-- begin RECORDS TO USE --
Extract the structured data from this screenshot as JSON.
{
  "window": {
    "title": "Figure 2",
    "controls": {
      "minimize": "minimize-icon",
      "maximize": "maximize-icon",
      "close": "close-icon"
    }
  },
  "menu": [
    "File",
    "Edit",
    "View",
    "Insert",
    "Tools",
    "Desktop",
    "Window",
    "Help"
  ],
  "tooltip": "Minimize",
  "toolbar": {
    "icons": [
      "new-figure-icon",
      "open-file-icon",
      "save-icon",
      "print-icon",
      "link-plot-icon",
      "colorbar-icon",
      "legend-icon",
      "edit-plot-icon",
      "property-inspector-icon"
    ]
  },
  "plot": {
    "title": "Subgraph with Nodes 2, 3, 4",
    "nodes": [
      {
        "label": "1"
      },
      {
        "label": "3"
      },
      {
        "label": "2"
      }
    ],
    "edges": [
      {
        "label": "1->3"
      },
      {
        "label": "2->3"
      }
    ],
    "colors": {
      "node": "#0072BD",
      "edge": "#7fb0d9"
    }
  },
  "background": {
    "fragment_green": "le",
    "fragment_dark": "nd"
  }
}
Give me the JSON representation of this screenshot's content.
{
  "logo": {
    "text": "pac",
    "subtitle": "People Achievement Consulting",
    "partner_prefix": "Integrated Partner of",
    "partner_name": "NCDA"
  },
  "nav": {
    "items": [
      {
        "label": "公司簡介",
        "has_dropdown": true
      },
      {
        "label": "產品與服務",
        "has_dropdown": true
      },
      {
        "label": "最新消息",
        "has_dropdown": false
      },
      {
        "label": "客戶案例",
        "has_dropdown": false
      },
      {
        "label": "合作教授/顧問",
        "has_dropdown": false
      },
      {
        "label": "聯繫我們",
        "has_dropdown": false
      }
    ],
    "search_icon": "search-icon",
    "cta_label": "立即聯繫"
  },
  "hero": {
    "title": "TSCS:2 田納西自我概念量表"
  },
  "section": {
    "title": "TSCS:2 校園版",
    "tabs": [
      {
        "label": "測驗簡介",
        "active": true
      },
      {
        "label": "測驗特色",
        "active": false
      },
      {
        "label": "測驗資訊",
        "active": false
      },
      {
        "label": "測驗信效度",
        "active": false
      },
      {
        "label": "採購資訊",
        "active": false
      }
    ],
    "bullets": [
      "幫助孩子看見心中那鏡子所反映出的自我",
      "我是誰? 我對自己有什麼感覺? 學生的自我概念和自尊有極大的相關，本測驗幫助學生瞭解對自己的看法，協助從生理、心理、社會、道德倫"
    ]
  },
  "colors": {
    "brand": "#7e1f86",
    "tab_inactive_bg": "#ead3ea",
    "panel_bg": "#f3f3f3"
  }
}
-- end RECORDS TO USE --
WHAT IS EXPECTED →
Only those lines running from the one containing "Give me the" through the last line of the data above are to be copied, exactly, with both ends included.

FINAL ANSWER →
Give me the JSON representation of this screenshot's content.
{
  "logo": {
    "text": "pac",
    "subtitle": "People Achievement Consulting",
    "partner_prefix": "Integrated Partner of",
    "partner_name": "NCDA"
  },
  "nav": {
    "items": [
      {
        "label": "公司簡介",
        "has_dropdown": true
      },
      {
        "label": "產品與服務",
        "has_dropdown": true
      },
      {
        "label": "最新消息",
        "has_dropdown": false
      },
      {
        "label": "客戶案例",
        "has_dropdown": false
      },
      {
        "label": "合作教授/顧問",
        "has_dropdown": false
      },
      {
        "label": "聯繫我們",
        "has_dropdown": false
      }
    ],
    "search_icon": "search-icon",
    "cta_label": "立即聯繫"
  },
  "hero": {
    "title": "TSCS:2 田納西自我概念量表"
  },
  "section": {
    "title": "TSCS:2 校園版",
    "tabs": [
      {
        "label": "測驗簡介",
        "active": true
      },
      {
        "label": "測驗特色",
        "active": false
      },
      {
        "label": "測驗資訊",
        "active": false
      },
      {
        "label": "測驗信效度",
        "active": false
      },
      {
        "label": "採購資訊",
        "active": false
      }
    ],
    "bullets": [
      "幫助孩子看見心中那鏡子所反映出的自我",
      "我是誰? 我對自己有什麼感覺? 學生的自我概念和自尊有極大的相關，本測驗幫助學生瞭解對自己的看法，協助從生理、心理、社會、道德倫"
    ]
  },
  "colors": {
    "brand": "#7e1f86",
    "tab_inactive_bg": "#ead3ea",
    "panel_bg": "#f3f3f3"
  }
}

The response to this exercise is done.